__Recorded information__
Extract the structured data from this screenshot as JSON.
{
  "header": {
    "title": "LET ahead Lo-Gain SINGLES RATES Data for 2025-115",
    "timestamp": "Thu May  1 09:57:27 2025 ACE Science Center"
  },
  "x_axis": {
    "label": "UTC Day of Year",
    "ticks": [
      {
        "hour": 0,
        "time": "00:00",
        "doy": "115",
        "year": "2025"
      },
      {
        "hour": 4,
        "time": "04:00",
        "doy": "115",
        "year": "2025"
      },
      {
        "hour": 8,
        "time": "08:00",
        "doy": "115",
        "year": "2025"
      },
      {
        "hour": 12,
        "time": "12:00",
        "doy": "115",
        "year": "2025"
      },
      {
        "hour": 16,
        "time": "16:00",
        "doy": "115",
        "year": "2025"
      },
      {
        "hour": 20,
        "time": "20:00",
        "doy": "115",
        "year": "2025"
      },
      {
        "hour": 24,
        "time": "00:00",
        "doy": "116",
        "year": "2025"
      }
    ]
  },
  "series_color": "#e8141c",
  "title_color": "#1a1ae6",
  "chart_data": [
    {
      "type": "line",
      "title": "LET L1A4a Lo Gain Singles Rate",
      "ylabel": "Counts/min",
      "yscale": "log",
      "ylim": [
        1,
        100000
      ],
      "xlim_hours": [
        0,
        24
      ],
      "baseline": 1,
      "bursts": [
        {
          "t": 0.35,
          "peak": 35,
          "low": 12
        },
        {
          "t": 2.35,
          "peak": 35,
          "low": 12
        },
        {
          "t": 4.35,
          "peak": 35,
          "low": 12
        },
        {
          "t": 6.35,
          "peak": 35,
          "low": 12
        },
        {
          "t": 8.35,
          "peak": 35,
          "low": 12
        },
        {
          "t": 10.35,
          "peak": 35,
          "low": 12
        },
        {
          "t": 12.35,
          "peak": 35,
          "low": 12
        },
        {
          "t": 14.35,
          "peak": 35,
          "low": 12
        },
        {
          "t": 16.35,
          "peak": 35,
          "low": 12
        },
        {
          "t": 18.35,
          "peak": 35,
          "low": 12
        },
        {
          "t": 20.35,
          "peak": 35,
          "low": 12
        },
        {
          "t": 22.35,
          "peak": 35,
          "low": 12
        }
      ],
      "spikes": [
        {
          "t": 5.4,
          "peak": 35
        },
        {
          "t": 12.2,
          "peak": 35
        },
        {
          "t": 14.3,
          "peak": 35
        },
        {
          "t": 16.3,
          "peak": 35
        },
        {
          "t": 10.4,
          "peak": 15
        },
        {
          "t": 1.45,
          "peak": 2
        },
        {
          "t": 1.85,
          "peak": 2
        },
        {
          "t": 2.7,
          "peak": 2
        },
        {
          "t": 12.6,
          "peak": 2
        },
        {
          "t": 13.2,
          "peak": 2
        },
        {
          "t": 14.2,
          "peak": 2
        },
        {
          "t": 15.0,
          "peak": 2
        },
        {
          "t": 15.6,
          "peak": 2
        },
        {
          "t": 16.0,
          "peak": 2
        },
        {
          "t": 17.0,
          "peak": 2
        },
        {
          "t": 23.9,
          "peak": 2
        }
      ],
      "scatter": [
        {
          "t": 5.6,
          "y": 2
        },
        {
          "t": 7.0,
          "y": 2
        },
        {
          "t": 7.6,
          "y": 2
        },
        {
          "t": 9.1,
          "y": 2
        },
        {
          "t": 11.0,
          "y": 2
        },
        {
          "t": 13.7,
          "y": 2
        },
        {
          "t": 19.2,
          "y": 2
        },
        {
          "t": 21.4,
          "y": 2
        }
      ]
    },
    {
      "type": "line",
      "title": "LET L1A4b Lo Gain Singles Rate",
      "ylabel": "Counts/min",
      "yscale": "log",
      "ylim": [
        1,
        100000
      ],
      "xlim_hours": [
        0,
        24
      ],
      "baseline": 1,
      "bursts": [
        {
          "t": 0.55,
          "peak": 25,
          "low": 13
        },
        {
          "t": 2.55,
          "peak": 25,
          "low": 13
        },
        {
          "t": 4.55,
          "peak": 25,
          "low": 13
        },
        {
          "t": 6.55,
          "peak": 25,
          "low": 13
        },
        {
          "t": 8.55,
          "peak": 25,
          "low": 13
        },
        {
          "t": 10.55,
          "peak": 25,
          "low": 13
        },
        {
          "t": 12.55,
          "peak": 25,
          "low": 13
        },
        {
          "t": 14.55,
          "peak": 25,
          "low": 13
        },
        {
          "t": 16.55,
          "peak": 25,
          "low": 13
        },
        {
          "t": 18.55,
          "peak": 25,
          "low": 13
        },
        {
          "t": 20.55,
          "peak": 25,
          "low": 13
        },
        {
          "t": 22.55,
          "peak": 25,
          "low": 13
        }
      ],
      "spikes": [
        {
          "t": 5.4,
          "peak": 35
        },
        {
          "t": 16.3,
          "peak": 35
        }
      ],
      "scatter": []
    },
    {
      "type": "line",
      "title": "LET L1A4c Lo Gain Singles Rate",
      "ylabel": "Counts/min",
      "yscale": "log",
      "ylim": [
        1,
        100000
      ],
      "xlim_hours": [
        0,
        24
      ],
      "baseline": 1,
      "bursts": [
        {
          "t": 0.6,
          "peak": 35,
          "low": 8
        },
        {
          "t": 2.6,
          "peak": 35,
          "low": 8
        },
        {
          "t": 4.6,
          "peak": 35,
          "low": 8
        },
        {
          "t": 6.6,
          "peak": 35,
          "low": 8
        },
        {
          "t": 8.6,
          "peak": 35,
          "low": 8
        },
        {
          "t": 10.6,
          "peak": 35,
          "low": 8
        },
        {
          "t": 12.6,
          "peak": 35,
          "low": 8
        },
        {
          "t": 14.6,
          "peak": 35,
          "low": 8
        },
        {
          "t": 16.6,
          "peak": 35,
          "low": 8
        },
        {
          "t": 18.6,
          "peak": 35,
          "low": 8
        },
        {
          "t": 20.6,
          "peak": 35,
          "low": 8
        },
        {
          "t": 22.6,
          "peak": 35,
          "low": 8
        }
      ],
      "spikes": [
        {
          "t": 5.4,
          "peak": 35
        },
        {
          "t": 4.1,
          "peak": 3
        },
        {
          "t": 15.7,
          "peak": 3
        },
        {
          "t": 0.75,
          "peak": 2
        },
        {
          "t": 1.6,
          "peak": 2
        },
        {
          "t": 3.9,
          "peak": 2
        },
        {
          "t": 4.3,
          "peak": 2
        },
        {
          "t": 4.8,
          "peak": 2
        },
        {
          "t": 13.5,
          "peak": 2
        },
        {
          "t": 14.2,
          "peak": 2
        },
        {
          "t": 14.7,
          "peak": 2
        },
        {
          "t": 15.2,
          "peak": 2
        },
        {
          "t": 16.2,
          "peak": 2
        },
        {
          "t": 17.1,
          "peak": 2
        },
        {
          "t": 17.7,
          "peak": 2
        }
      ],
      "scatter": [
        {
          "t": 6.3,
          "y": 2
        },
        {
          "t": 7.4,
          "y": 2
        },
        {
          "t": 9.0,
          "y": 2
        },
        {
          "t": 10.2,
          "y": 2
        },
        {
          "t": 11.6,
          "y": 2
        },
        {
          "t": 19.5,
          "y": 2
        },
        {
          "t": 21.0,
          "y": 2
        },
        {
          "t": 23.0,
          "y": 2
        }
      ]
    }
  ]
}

__Instructions to follow__
Go through the records above and retype each one exactly.

__Exercise output__
Extract the structured data from this screenshot as JSON.
{
  "header": {
    "title": "LET ahead Lo-Gain SINGLES RATES Data for 2025-115",
    "timestamp": "Thu May  1 09:57:27 2025 ACE Science Center"
  },
  "x_axis": {
    "label": "UTC Day of Year",
    "ticks": [
      {
        "hour": 0,
        "time": "00:00",
        "doy": "115",
        "year": "2025"
      },
      {
        "hour": 4,
        "time": "04:00",
        "doy": "115",
        "year": "2025"
      },
      {
        "hour": 8,
        "time": "08:00",
        "doy": "115",
        "year": "2025"
      },
      {
        "hour": 12,
        "time": "12:00",
        "doy": "115",
        "year": "2025"
      },
      {
        "hour": 16,
        "time": "16:00",
        "doy": "115",
        "year": "2025"
      },
      {
        "hour": 20,
        "time": "20:00",
        "doy": "115",
        "year": "2025"
      },
      {
        "hour": 24,
        "time": "00:00",
        "doy": "116",
        "year": "2025"
      }
    ]
  },
  "series_color": "#e8141c",
  "title_color": "#1a1ae6",
  "chart_data": [
    {
      "type": "line",
      "title": "LET L1A4a Lo Gain Singles Rate",
      "ylabel": "Counts/min",
      "yscale": "log",
      "ylim": [
        1,
        100000
      ],
      "xlim_hours": [
        0,
        24
      ],
      "baseline": 1,
      "bursts": [
        {
          "t": 0.35,
          "peak": 35,
          "low": 12
        },
        {
          "t": 2.35,
          "peak": 35,
          "low": 12
        },
        {
          "t": 4.35,
          "peak": 35,
          "low": 12
        },
        {
          "t": 6.35,
          "peak": 35,
          "low": 12
        },
        {
          "t": 8.35,
          "peak": 35,
          "low": 12
        },
        {
          "t": 10.35,
          "peak": 35,
          "low": 12
        },
        {
          "t": 12.35,
          "peak": 35,
          "low": 12
        },
        {
          "t": 14.35,
          "peak": 35,
          "low": 12
        },
        {
          "t": 16.35,
          "peak": 35,
          "low": 12
        },
        {
          "t": 18.35,
          "peak": 35,
          "low": 12
        },
        {
          "t": 20.35,
          "peak": 35,
          "low": 12
        },
        {
          "t": 22.35,
          "peak": 35,
          "low": 12
        }
      ],
      "spikes": [
        {
          "t": 5.4,
          "peak": 35
        },
        {
          "t": 12.2,
          "peak": 35
        },
        {
          "t": 14.3,
          "peak": 35
        },
        {
          "t": 16.3,
          "peak": 35
        },
        {
          "t": 10.4,
          "peak": 15
        },
        {
          "t": 1.45,
          "peak": 2
        },
        {
          "t": 1.85,
          "peak": 2
        },
        {
          "t": 2.7,
          "peak": 2
        },
        {
          "t": 12.6,
          "peak": 2
        },
        {
          "t": 13.2,
          "peak": 2
        },
        {
          "t": 14.2,
          "peak": 2
        },
        {
          "t": 15.0,
          "peak": 2
        },
        {
          "t": 15.6,
          "peak": 2
        },
        {
          "t": 16.0,
          "peak": 2
        },
        {
          "t": 17.0,
          "peak": 2
        },
        {
          "t": 23.9,
          "peak": 2
        }
      ],
      "scatter": [
        {
          "t": 5.6,
          "y": 2
        },
        {
          "t": 7.0,
          "y": 2
        },
        {
          "t": 7.6,
          "y": 2
        },
        {
          "t": 9.1,
          "y": 2
        },
        {
          "t": 11.0,
          "y": 2
        },
        {
          "t": 13.7,
          "y": 2
        },
        {
          "t": 19.2,
          "y": 2
        },
        {
          "t": 21.4,
          "y": 2
        }
      ]
    },
    {
      "type": "line",
      "title": "LET L1A4b Lo Gain Singles Rate",
      "ylabel": "Counts/min",
      "yscale": "log",
      "ylim": [
        1,
        100000
      ],
      "xlim_hours": [
        0,
        24
      ],
      "baseline": 1,
      "bursts": [
        {
          "t": 0.55,
          "peak": 25,
          "low": 13
        },
        {
          "t": 2.55,
          "peak": 25,
          "low": 13
        },
        {
          "t": 4.55,
          "peak": 25,
          "low": 13
        },
        {
          "t": 6.55,
          "peak": 25,
          "low": 13
        },
        {
          "t": 8.55,
          "peak": 25,
          "low": 13
        },
        {
          "t": 10.55,
          "peak": 25,
          "low": 13
        },
        {
          "t": 12.55,
          "peak": 25,
          "low": 13
        },
        {
          "t": 14.55,
          "peak": 25,
          "low": 13
        },
        {
          "t": 16.55,
          "peak": 25,
          "low": 13
        },
        {
          "t": 18.55,
          "peak": 25,
          "low": 13
        },
        {
          "t": 20.55,
          "peak": 25,
          "low": 13
        },
        {
          "t": 22.55,
          "peak": 25,
          "low": 13
        }
      ],
      "spikes": [
        {
          "t": 5.4,
          "peak": 35
        },
        {
          "t": 16.3,
          "peak": 35
        }
      ],
      "scatter": []
    },
    {
      "type": "line",
      "title": "LET L1A4c Lo Gain Singles Rate",
      "ylabel": "Counts/min",
      "yscale": "log",
      "ylim": [
        1,
        100000
      ],
      "xlim_hours": [
        0,
        24
      ],
      "baseline": 1,
      "bursts": [
        {
          "t": 0.6,
          "peak": 35,
          "low": 8
        },
        {
          "t": 2.6,
          "peak": 35,
          "low": 8
        },
        {
          "t": 4.6,
          "peak": 35,
          "low": 8
        },
        {
          "t": 6.6,
          "peak": 35,
          "low": 8
        },
        {
          "t": 8.6,
          "peak": 35,
          "low": 8
        },
        {
          "t": 10.6,
          "peak": 35,
          "low": 8
        },
        {
          "t": 12.6,
          "peak": 35,
          "low": 8
        },
        {
          "t": 14.6,
          "peak": 35,
          "low": 8
        },
        {
          "t": 16.6,
          "peak": 35,
          "low": 8
        },
        {
          "t": 18.6,
          "peak": 35,
          "low": 8
        },
        {
          "t": 20.6,
          "peak": 35,
          "low": 8
        },
        {
          "t": 22.6,
          "peak": 35,
          "low": 8
        }
      ],
      "spikes": [
        {
          "t": 5.4,
          "peak": 35
        },
        {
          "t": 4.1,
          "peak": 3
        },
        {
          "t": 15.7,
          "peak": 3
        },
        {
          "t": 0.75,
          "peak": 2
        },
        {
          "t": 1.6,
          "peak": 2
        },
        {
          "t": 3.9,
          "peak": 2
        },
        {
          "t": 4.3,
          "peak": 2
        },
        {
          "t": 4.8,
          "peak": 2
        },
        {
          "t": 13.5,
          "peak": 2
        },
        {
          "t": 14.2,
          "peak": 2
        },
        {
          "t": 14.7,
          "peak": 2
        },
        {
          "t": 15.2,
          "peak": 2
        },
        {
          "t": 16.2,
          "peak": 2
        },
        {
          "t": 17.1,
          "peak": 2
        },
        {
          "t": 17.7,
          "peak": 2
        }
      ],
      "scatter": [
        {
          "t": 6.3,
          "y": 2
        },
        {
          "t": 7.4,
          "y": 2
        },
        {
          "t": 9.0,
          "y": 2
        },
        {
          "t": 10.2,
          "y": 2
        },
        {
          "t": 11.6,
          "y": 2
        },
        {
          "t": 19.5,
          "y": 2
        },
        {
          "t": 21.0,
          "y": 2
        },
        {
          "t": 23.0,
          "y": 2
        }
      ]
    }
  ]
}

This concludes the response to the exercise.